Take every line where the string "Comuni" appears and copy it.

○ ○ ○

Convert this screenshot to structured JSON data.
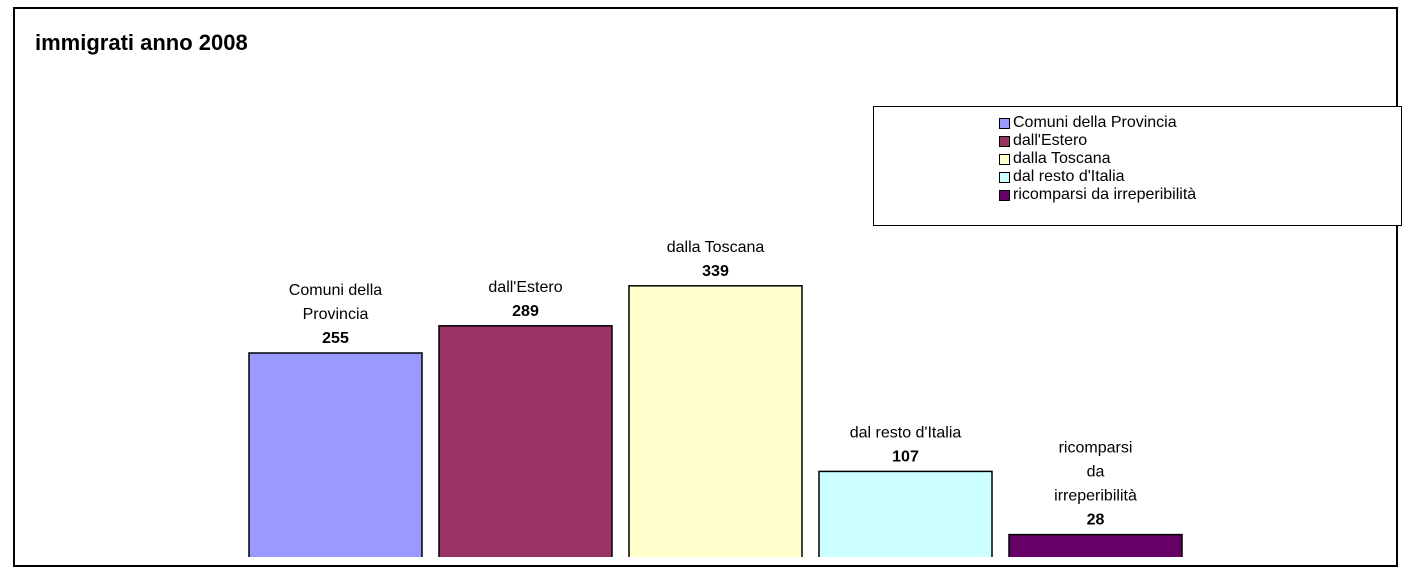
{
  "chart_data": {
    "type": "bar",
    "title": "immigrati anno 2008",
    "xlabel": "",
    "ylabel": "",
    "ylim": [
      0,
      420
    ],
    "grid": false,
    "legend_position": "top-right",
    "categories": [
      "Comuni della Provincia",
      "dall'Estero",
      "dalla Toscana",
      "dal resto d'Italia",
      "ricomparsi da irreperibilità"
    ],
    "category_label_lines": [
      [
        "Comuni della",
        "Provincia"
      ],
      [
        "dall'Estero"
      ],
      [
        "dalla Toscana"
      ],
      [
        "dal resto d'Italia"
      ],
      [
        "ricomparsi",
        "da",
        "irreperibilità"
      ]
    ],
    "values": [
      255,
      289,
      339,
      107,
      28
    ],
    "colors": [
      "#9999ff",
      "#993366",
      "#ffffcc",
      "#ccffff",
      "#660066"
    ]
  }
}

○ ○ ○

- _Exercise response_:
      "Comuni della Provincia",
        "Comuni della",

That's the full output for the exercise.